◆ The task:
What follows is a set of entries. Give them again exactly, without the pictures.

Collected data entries

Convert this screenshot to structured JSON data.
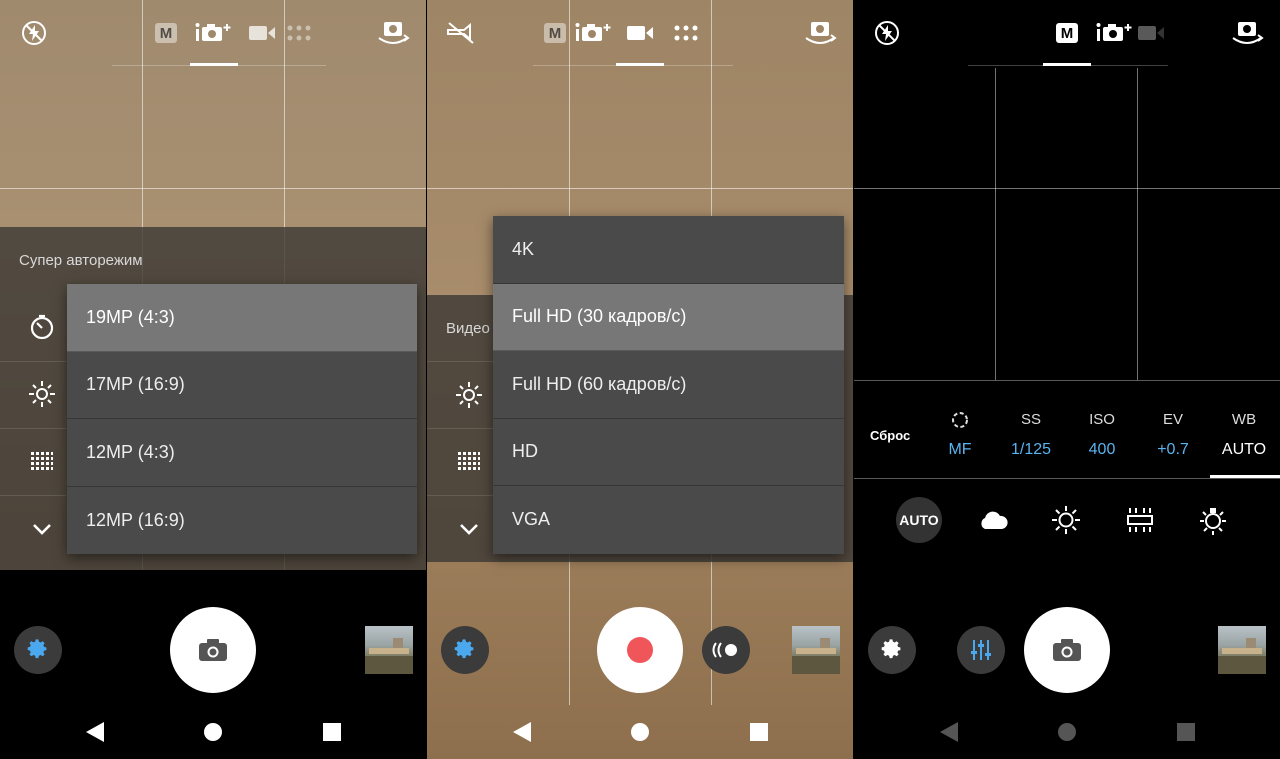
{
  "screens": [
    {
      "settings_title": "Супер авторежим",
      "resolution_options": [
        "19MP (4:3)",
        "17MP (16:9)",
        "12MP (4:3)",
        "12MP (16:9)"
      ],
      "selected_index": 0
    },
    {
      "settings_title": "Видео",
      "video_options": [
        "4K",
        "Full HD (30 кадров/с)",
        "Full HD (60 кадров/с)",
        "HD",
        "VGA"
      ],
      "selected_index": 1
    },
    {
      "reset_label": "Сброс",
      "manual_controls": [
        {
          "label": "",
          "value": "MF",
          "icon": "focus-icon"
        },
        {
          "label": "SS",
          "value": "1/125"
        },
        {
          "label": "ISO",
          "value": "400"
        },
        {
          "label": "EV",
          "value": "+0.7"
        },
        {
          "label": "WB",
          "value": "AUTO"
        }
      ],
      "wb_auto_label": "AUTO",
      "wb_presets": [
        "auto",
        "cloudy-icon",
        "daylight-icon",
        "fluorescent-icon",
        "incandescent-icon"
      ]
    }
  ],
  "mode_badge": "M",
  "colors": {
    "accent_blue": "#5ab4f0",
    "record_red": "#f0555a"
  }
}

◆ The completed task:
Convert this screenshot to structured JSON data.
{
  "screens": [
    {
      "settings_title": "Супер авторежим",
      "resolution_options": [
        "19MP (4:3)",
        "17MP (16:9)",
        "12MP (4:3)",
        "12MP (16:9)"
      ],
      "selected_index": 0
    },
    {
      "settings_title": "Видео",
      "video_options": [
        "4K",
        "Full HD (30 кадров/с)",
        "Full HD (60 кадров/с)",
        "HD",
        "VGA"
      ],
      "selected_index": 1
    },
    {
      "reset_label": "Сброс",
      "manual_controls": [
        {
          "label": "",
          "value": "MF",
          "icon": "focus-icon"
        },
        {
          "label": "SS",
          "value": "1/125"
        },
        {
          "label": "ISO",
          "value": "400"
        },
        {
          "label": "EV",
          "value": "+0.7"
        },
        {
          "label": "WB",
          "value": "AUTO"
        }
      ],
      "wb_auto_label": "AUTO",
      "wb_presets": [
        "auto",
        "cloudy-icon",
        "daylight-icon",
        "fluorescent-icon",
        "incandescent-icon"
      ]
    }
  ],
  "mode_badge": "M",
  "colors": {
    "accent_blue": "#5ab4f0",
    "record_red": "#f0555a"
  }
}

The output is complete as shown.